EXERCISE REQUIREMENTS: Read the entries below and pull out each line with the string "Once".

ENTRIES PROVIDED:
────────────────────

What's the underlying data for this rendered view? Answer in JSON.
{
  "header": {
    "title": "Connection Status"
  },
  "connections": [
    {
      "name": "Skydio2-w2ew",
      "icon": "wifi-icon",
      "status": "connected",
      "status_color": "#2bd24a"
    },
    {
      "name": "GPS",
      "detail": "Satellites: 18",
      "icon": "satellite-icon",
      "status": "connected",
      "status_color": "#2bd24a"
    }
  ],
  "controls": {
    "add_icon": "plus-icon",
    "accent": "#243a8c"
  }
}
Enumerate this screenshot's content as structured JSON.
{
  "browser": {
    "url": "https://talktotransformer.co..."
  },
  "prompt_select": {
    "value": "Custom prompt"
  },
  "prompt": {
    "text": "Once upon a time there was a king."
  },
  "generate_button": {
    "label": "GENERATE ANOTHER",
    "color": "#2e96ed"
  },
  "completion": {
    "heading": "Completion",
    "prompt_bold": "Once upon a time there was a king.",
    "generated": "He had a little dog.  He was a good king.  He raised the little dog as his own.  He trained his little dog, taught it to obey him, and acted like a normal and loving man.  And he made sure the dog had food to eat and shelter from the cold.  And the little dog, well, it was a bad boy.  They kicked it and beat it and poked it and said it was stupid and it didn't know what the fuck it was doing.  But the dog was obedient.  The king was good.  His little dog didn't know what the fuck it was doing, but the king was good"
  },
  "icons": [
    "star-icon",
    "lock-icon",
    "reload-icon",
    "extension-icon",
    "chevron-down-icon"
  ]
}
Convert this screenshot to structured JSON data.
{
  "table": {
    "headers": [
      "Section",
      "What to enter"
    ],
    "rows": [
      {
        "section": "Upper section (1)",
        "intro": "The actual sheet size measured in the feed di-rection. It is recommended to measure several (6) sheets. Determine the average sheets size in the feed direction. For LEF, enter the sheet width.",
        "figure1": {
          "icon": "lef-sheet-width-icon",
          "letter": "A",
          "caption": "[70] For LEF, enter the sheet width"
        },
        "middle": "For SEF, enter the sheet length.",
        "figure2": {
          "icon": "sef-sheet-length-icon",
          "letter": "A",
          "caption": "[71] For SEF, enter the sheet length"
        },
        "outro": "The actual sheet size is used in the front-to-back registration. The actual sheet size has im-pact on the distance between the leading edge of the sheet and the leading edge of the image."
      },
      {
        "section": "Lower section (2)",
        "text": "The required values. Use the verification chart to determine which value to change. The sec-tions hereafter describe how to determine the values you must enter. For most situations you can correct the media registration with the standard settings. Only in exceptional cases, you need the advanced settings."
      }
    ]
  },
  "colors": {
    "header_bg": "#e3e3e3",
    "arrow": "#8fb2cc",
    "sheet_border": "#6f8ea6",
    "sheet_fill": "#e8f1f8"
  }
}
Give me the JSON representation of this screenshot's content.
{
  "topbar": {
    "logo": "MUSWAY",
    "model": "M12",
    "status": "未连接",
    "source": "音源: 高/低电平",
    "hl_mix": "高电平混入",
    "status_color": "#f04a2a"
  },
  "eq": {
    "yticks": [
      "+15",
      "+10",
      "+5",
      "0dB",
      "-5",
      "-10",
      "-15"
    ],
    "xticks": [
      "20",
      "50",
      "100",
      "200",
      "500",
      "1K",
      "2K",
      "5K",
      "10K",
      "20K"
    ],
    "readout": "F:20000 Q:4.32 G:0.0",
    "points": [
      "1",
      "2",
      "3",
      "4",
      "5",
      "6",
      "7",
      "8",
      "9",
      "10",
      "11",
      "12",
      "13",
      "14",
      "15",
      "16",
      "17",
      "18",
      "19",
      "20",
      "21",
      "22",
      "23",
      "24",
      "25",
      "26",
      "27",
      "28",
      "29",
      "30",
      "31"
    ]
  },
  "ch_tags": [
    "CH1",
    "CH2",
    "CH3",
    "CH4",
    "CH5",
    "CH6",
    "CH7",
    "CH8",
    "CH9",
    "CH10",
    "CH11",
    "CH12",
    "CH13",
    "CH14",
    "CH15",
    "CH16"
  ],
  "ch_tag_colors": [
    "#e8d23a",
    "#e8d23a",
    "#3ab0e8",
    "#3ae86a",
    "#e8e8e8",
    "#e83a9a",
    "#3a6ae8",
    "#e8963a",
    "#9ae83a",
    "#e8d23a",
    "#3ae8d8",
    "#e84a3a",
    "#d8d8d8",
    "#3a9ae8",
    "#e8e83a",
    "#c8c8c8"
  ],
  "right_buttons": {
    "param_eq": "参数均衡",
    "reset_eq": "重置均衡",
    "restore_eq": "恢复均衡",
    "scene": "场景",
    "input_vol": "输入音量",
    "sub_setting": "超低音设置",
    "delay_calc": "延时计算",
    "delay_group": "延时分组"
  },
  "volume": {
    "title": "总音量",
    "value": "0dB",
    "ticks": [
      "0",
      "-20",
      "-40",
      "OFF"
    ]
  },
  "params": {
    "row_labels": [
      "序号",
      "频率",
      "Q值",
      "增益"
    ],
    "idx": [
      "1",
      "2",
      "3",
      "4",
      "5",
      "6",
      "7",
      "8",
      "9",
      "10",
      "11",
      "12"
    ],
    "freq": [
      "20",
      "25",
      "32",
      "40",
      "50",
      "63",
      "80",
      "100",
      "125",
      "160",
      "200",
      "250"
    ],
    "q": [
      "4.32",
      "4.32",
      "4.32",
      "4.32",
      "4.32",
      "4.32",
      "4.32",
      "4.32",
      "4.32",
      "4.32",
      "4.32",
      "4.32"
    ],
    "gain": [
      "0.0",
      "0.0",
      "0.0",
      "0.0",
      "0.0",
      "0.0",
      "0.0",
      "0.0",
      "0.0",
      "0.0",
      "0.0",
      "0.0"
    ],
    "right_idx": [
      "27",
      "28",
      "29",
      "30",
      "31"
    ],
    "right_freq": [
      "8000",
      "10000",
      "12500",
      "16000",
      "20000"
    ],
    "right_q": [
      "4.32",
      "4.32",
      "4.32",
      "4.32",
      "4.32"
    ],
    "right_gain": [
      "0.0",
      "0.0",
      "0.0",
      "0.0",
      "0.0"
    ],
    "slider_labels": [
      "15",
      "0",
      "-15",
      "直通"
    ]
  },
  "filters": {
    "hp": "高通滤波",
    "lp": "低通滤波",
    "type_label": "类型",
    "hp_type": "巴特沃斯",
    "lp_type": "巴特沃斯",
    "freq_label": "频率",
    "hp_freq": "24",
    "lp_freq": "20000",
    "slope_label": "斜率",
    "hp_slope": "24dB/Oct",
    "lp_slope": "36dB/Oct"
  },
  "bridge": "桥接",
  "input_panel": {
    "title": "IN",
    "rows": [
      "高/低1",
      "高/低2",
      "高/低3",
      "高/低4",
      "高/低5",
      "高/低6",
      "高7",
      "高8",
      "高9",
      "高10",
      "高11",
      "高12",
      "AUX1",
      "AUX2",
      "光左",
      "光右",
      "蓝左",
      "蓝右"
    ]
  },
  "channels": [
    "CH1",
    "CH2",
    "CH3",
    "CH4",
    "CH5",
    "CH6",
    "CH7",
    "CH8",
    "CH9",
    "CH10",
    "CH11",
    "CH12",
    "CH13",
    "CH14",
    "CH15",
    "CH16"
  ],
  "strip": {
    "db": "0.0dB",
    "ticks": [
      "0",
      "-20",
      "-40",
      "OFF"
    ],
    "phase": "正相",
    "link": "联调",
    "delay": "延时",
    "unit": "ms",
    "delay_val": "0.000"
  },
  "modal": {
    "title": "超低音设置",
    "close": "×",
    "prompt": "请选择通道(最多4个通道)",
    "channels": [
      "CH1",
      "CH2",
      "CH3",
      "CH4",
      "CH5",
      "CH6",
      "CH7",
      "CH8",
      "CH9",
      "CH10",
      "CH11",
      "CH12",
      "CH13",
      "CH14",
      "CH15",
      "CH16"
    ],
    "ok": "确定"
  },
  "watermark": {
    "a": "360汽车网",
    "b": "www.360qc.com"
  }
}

────────────────────

SOLUTION:
    "text": "Once upon a time there was a king."
    "prompt_bold": "Once upon a time there was a king.",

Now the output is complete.